Write out the entries below once more, exactly.

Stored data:
++++++++++++++++++++
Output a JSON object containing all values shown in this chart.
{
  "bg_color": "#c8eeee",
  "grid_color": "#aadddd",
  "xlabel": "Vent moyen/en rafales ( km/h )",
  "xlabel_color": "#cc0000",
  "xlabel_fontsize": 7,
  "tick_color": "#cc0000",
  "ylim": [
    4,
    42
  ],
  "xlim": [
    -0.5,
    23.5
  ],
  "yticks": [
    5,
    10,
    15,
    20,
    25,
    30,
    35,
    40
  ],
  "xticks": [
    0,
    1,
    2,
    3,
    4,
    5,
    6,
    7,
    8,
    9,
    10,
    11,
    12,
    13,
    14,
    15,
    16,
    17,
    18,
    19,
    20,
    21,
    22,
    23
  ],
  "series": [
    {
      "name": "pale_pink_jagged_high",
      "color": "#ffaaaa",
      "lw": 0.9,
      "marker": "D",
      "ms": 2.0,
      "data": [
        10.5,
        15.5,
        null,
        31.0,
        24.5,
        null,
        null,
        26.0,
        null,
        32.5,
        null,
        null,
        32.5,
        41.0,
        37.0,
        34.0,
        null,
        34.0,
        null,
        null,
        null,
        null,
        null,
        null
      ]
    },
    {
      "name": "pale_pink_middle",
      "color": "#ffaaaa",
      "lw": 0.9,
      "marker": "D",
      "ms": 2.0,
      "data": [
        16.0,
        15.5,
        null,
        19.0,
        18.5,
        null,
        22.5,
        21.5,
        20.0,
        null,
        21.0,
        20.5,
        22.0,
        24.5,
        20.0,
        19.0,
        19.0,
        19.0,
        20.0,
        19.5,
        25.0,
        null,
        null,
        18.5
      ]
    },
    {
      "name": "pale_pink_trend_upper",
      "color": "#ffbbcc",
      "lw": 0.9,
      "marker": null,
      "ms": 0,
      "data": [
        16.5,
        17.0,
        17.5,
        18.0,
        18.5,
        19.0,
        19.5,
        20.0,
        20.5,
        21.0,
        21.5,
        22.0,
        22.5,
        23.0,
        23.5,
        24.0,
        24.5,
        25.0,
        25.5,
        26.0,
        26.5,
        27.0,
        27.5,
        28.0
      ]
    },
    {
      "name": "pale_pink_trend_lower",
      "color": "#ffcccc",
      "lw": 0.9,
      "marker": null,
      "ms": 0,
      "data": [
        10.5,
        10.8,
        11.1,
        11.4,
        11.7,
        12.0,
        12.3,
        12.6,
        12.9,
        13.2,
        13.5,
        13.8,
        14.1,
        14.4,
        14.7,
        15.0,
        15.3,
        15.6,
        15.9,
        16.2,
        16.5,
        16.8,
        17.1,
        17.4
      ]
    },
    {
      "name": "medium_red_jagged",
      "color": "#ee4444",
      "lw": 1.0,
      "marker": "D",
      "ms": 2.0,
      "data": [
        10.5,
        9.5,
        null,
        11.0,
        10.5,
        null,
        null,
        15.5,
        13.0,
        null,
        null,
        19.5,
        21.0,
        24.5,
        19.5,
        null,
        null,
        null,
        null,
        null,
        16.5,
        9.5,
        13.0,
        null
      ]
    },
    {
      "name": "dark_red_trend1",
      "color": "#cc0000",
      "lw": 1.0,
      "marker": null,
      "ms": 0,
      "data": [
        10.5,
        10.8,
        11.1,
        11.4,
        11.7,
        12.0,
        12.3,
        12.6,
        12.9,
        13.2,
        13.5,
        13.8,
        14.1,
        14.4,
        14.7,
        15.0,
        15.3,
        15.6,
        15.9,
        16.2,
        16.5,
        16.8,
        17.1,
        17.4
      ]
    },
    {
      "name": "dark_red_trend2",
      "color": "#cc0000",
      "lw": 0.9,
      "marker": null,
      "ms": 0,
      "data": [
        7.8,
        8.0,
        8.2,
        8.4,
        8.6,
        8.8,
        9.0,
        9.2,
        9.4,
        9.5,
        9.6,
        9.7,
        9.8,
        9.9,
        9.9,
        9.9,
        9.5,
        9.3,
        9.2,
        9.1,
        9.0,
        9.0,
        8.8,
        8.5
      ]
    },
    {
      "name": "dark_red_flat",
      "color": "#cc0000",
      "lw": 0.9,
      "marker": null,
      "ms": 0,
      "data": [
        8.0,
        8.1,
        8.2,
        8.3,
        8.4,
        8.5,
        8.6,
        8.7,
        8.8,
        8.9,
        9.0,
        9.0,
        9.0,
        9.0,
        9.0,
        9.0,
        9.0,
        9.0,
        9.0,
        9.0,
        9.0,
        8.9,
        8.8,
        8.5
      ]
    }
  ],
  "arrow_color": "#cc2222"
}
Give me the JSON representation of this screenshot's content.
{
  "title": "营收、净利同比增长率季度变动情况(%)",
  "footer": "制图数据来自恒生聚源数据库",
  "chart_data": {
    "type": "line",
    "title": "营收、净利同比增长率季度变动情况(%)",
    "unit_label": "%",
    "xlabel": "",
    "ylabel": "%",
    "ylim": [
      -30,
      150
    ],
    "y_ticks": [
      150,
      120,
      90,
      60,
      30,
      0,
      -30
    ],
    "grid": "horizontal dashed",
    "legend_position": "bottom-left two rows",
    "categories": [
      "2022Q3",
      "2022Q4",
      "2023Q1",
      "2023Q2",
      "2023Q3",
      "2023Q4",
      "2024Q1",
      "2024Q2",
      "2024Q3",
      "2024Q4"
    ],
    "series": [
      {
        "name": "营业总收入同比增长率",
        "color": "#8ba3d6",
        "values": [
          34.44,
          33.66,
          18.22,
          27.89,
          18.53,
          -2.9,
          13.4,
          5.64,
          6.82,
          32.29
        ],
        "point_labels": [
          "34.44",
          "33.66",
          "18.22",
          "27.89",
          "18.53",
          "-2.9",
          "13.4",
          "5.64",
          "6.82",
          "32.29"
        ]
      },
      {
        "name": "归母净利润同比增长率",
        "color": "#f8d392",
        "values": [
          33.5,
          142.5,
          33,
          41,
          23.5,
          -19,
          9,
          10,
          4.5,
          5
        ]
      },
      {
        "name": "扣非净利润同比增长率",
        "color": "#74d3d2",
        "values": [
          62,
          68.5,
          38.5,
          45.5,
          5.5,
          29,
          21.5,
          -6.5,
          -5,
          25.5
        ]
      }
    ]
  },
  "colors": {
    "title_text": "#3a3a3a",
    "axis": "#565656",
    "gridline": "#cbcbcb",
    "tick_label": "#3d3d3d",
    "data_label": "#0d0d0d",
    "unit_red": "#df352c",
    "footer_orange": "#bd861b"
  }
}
++++++++++++++++++++
→ In response
Output a JSON object containing all values shown in this chart.
{
  "bg_color": "#c8eeee",
  "grid_color": "#aadddd",
  "xlabel": "Vent moyen/en rafales ( km/h )",
  "xlabel_color": "#cc0000",
  "xlabel_fontsize": 7,
  "tick_color": "#cc0000",
  "ylim": [
    4,
    42
  ],
  "xlim": [
    -0.5,
    23.5
  ],
  "yticks": [
    5,
    10,
    15,
    20,
    25,
    30,
    35,
    40
  ],
  "xticks": [
    0,
    1,
    2,
    3,
    4,
    5,
    6,
    7,
    8,
    9,
    10,
    11,
    12,
    13,
    14,
    15,
    16,
    17,
    18,
    19,
    20,
    21,
    22,
    23
  ],
  "series": [
    {
      "name": "pale_pink_jagged_high",
      "color": "#ffaaaa",
      "lw": 0.9,
      "marker": "D",
      "ms": 2.0,
      "data": [
        10.5,
        15.5,
        null,
        31.0,
        24.5,
        null,
        null,
        26.0,
        null,
        32.5,
        null,
        null,
        32.5,
        41.0,
        37.0,
        34.0,
        null,
        34.0,
        null,
        null,
        null,
        null,
        null,
        null
      ]
    },
    {
      "name": "pale_pink_middle",
      "color": "#ffaaaa",
      "lw": 0.9,
      "marker": "D",
      "ms": 2.0,
      "data": [
        16.0,
        15.5,
        null,
        19.0,
        18.5,
        null,
        22.5,
        21.5,
        20.0,
        null,
        21.0,
        20.5,
        22.0,
        24.5,
        20.0,
        19.0,
        19.0,
        19.0,
        20.0,
        19.5,
        25.0,
        null,
        null,
        18.5
      ]
    },
    {
      "name": "pale_pink_trend_upper",
      "color": "#ffbbcc",
      "lw": 0.9,
      "marker": null,
      "ms": 0,
      "data": [
        16.5,
        17.0,
        17.5,
        18.0,
        18.5,
        19.0,
        19.5,
        20.0,
        20.5,
        21.0,
        21.5,
        22.0,
        22.5,
        23.0,
        23.5,
        24.0,
        24.5,
        25.0,
        25.5,
        26.0,
        26.5,
        27.0,
        27.5,
        28.0
      ]
    },
    {
      "name": "pale_pink_trend_lower",
      "color": "#ffcccc",
      "lw": 0.9,
      "marker": null,
      "ms": 0,
      "data": [
        10.5,
        10.8,
        11.1,
        11.4,
        11.7,
        12.0,
        12.3,
        12.6,
        12.9,
        13.2,
        13.5,
        13.8,
        14.1,
        14.4,
        14.7,
        15.0,
        15.3,
        15.6,
        15.9,
        16.2,
        16.5,
        16.8,
        17.1,
        17.4
      ]
    },
    {
      "name": "medium_red_jagged",
      "color": "#ee4444",
      "lw": 1.0,
      "marker": "D",
      "ms": 2.0,
      "data": [
        10.5,
        9.5,
        null,
        11.0,
        10.5,
        null,
        null,
        15.5,
        13.0,
        null,
        null,
        19.5,
        21.0,
        24.5,
        19.5,
        null,
        null,
        null,
        null,
        null,
        16.5,
        9.5,
        13.0,
        null
      ]
    },
    {
      "name": "dark_red_trend1",
      "color": "#cc0000",
      "lw": 1.0,
      "marker": null,
      "ms": 0,
      "data": [
        10.5,
        10.8,
        11.1,
        11.4,
        11.7,
        12.0,
        12.3,
        12.6,
        12.9,
        13.2,
        13.5,
        13.8,
        14.1,
        14.4,
        14.7,
        15.0,
        15.3,
        15.6,
        15.9,
        16.2,
        16.5,
        16.8,
        17.1,
        17.4
      ]
    },
    {
      "name": "dark_red_trend2",
      "color": "#cc0000",
      "lw": 0.9,
      "marker": null,
      "ms": 0,
      "data": [
        7.8,
        8.0,
        8.2,
        8.4,
        8.6,
        8.8,
        9.0,
        9.2,
        9.4,
        9.5,
        9.6,
        9.7,
        9.8,
        9.9,
        9.9,
        9.9,
        9.5,
        9.3,
        9.2,
        9.1,
        9.0,
        9.0,
        8.8,
        8.5
      ]
    },
    {
      "name": "dark_red_flat",
      "color": "#cc0000",
      "lw": 0.9,
      "marker": null,
      "ms": 0,
      "data": [
        8.0,
        8.1,
        8.2,
        8.3,
        8.4,
        8.5,
        8.6,
        8.7,
        8.8,
        8.9,
        9.0,
        9.0,
        9.0,
        9.0,
        9.0,
        9.0,
        9.0,
        9.0,
        9.0,
        9.0,
        9.0,
        8.9,
        8.8,
        8.5
      ]
    }
  ],
  "arrow_color": "#cc2222"
}
Give me the JSON representation of this screenshot's content.
{
  "title": "营收、净利同比增长率季度变动情况(%)",
  "footer": "制图数据来自恒生聚源数据库",
  "chart_data": {
    "type": "line",
    "title": "营收、净利同比增长率季度变动情况(%)",
    "unit_label": "%",
    "xlabel": "",
    "ylabel": "%",
    "ylim": [
      -30,
      150
    ],
    "y_ticks": [
      150,
      120,
      90,
      60,
      30,
      0,
      -30
    ],
    "grid": "horizontal dashed",
    "legend_position": "bottom-left two rows",
    "categories": [
      "2022Q3",
      "2022Q4",
      "2023Q1",
      "2023Q2",
      "2023Q3",
      "2023Q4",
      "2024Q1",
      "2024Q2",
      "2024Q3",
      "2024Q4"
    ],
    "series": [
      {
        "name": "营业总收入同比增长率",
        "color": "#8ba3d6",
        "values": [
          34.44,
          33.66,
          18.22,
          27.89,
          18.53,
          -2.9,
          13.4,
          5.64,
          6.82,
          32.29
        ],
        "point_labels": [
          "34.44",
          "33.66",
          "18.22",
          "27.89",
          "18.53",
          "-2.9",
          "13.4",
          "5.64",
          "6.82",
          "32.29"
        ]
      },
      {
        "name": "归母净利润同比增长率",
        "color": "#f8d392",
        "values": [
          33.5,
          142.5,
          33,
          41,
          23.5,
          -19,
          9,
          10,
          4.5,
          5
        ]
      },
      {
        "name": "扣非净利润同比增长率",
        "color": "#74d3d2",
        "values": [
          62,
          68.5,
          38.5,
          45.5,
          5.5,
          29,
          21.5,
          -6.5,
          -5,
          25.5
        ]
      }
    ]
  },
  "colors": {
    "title_text": "#3a3a3a",
    "axis": "#565656",
    "gridline": "#cbcbcb",
    "tick_label": "#3d3d3d",
    "data_label": "#0d0d0d",
    "unit_red": "#df352c",
    "footer_orange": "#bd861b"
  }
}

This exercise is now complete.